(Dataset excerpt)
============

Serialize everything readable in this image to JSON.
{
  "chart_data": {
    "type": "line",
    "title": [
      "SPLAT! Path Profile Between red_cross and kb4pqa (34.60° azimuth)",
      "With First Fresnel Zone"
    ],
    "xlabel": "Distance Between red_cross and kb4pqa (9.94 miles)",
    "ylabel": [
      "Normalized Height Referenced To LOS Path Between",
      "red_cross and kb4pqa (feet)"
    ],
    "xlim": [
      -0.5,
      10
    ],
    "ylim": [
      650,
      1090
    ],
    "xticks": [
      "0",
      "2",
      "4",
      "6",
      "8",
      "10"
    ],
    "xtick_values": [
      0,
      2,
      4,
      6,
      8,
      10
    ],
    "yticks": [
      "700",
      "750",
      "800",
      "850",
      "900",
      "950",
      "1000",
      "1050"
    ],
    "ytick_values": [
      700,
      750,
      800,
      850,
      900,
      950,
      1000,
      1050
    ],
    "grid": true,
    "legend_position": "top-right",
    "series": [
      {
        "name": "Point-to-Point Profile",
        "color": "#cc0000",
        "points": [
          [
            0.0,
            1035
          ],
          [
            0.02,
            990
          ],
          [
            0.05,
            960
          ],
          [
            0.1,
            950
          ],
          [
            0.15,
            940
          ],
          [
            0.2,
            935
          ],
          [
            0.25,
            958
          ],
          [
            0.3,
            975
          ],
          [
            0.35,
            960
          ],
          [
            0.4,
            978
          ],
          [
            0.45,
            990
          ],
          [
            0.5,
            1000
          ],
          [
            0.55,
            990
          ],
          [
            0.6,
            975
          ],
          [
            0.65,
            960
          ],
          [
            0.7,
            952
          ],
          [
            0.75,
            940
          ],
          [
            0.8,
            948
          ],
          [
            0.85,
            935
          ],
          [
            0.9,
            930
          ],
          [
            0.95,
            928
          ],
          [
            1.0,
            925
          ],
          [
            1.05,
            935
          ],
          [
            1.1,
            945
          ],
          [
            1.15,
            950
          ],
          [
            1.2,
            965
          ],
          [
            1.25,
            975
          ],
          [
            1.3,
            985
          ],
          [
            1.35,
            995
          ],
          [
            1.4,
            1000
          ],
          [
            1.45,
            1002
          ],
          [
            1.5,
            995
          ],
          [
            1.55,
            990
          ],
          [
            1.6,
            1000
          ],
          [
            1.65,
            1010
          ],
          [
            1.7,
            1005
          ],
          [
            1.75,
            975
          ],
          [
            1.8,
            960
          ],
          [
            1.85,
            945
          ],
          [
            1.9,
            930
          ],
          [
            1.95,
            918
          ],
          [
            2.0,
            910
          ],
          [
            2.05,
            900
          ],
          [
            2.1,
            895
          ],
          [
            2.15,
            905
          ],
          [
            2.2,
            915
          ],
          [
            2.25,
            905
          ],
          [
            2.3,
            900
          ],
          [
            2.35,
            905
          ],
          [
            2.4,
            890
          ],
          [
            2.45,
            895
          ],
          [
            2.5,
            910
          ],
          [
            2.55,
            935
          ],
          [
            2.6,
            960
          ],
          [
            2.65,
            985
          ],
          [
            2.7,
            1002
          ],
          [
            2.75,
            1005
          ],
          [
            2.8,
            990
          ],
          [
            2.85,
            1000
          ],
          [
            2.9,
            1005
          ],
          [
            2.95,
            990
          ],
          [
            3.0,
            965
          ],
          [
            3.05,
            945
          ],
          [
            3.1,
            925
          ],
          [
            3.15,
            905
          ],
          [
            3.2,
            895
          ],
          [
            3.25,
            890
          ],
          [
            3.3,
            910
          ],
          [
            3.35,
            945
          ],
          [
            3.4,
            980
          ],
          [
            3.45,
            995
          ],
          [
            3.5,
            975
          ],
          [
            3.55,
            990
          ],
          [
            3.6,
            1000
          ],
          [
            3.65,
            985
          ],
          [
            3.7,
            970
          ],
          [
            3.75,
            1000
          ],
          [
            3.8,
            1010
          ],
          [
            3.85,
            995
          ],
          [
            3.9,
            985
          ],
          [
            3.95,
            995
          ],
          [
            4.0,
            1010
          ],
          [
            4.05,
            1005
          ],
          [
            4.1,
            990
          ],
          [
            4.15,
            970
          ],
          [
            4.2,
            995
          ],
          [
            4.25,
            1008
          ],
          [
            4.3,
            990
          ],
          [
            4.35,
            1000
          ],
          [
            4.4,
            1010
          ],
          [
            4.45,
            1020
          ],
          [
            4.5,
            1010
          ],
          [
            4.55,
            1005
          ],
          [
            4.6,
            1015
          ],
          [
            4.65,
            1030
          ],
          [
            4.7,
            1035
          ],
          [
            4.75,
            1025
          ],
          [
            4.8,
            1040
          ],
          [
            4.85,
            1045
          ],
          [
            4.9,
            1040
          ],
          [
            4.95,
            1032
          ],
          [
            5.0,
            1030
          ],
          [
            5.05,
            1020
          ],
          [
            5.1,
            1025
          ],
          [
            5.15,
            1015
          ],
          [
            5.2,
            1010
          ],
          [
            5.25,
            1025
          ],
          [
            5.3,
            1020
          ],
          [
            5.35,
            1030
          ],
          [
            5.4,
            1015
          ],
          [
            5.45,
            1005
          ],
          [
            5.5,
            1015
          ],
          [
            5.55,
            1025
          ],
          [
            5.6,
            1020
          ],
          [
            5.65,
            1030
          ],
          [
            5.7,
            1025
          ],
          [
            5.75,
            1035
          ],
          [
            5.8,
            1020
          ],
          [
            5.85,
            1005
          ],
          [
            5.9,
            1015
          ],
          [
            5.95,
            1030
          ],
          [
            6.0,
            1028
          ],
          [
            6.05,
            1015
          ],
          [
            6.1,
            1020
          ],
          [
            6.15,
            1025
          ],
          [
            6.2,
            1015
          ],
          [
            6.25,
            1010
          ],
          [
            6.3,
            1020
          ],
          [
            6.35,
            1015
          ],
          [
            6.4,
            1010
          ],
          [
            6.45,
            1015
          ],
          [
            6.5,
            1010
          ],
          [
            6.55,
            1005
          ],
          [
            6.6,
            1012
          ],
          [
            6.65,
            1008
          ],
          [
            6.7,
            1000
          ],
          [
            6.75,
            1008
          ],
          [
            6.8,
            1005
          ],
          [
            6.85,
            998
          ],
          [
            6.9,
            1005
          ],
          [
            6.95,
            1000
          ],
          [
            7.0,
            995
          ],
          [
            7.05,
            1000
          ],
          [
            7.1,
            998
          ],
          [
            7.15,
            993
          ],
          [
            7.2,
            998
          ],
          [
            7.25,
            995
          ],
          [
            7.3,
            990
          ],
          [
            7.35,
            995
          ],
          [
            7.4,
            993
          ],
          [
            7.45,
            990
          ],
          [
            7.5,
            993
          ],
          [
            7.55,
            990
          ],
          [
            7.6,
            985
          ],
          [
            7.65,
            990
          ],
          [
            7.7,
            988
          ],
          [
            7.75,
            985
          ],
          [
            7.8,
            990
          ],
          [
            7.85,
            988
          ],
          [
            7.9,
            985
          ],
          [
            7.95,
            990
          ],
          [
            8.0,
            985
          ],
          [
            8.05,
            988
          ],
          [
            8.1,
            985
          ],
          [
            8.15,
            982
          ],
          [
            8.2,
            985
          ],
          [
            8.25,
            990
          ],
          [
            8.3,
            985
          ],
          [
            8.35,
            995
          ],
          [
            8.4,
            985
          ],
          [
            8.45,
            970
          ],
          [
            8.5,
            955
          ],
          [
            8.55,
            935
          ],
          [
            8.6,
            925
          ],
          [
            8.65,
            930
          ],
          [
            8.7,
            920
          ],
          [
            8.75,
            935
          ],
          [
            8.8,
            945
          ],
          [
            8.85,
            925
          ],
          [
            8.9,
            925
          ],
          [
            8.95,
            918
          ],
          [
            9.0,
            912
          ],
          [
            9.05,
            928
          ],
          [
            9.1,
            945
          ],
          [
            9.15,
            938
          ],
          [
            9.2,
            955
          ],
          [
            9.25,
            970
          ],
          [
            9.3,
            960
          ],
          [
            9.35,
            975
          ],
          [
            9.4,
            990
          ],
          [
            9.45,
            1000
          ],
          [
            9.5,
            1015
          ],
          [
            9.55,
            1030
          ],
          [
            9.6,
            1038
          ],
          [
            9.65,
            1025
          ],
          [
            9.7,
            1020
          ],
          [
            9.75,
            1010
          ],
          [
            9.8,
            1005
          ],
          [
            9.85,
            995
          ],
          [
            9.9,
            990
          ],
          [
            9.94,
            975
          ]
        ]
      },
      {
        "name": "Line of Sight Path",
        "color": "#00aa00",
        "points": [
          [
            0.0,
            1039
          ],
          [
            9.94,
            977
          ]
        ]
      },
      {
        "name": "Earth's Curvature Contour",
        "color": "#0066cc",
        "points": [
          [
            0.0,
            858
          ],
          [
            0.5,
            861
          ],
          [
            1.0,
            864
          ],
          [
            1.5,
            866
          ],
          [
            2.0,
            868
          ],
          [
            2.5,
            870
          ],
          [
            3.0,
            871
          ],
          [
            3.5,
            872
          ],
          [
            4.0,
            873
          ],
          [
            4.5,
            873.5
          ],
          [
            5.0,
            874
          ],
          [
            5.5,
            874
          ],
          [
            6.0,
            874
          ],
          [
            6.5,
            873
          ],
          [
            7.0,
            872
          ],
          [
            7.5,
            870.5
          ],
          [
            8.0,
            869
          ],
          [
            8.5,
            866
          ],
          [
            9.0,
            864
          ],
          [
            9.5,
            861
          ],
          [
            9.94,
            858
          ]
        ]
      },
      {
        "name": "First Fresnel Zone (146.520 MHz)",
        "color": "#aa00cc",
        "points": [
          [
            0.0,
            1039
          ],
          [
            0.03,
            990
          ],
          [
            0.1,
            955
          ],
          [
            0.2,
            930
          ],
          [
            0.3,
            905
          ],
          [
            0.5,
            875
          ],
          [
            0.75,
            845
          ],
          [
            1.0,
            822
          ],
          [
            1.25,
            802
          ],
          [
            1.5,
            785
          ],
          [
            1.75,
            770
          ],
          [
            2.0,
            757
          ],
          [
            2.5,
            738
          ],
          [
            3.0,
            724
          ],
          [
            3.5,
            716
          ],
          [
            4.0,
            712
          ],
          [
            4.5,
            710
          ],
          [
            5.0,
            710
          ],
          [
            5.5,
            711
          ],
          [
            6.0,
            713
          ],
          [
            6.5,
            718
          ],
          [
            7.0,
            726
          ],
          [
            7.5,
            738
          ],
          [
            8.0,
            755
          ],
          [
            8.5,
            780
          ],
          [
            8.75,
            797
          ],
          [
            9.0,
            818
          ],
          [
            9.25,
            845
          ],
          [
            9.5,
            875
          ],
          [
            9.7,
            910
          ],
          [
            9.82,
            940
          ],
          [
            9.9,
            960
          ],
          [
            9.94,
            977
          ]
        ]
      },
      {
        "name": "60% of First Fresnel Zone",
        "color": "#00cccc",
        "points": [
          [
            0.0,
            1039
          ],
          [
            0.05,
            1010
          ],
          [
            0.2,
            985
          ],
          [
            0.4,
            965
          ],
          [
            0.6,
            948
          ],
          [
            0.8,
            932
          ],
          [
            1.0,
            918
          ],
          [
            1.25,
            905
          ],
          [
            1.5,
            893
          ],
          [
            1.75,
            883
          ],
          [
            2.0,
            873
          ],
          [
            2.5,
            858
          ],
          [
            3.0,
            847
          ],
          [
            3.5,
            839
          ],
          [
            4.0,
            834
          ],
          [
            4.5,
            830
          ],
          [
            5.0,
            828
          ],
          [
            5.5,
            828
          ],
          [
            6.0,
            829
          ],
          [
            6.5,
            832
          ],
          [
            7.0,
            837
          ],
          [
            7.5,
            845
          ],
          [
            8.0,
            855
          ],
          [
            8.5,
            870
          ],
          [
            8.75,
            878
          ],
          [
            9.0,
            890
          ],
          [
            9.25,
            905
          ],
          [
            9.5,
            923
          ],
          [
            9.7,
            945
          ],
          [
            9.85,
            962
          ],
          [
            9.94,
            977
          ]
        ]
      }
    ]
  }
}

============

§ **Aim**
In the records, locate each line holding the string "Zone" and copy it.

§ **Full answer**
      "With First Fresnel Zone"
        "name": "First Fresnel Zone (146.520 MHz)",
        "name": "60% of First Fresnel Zone",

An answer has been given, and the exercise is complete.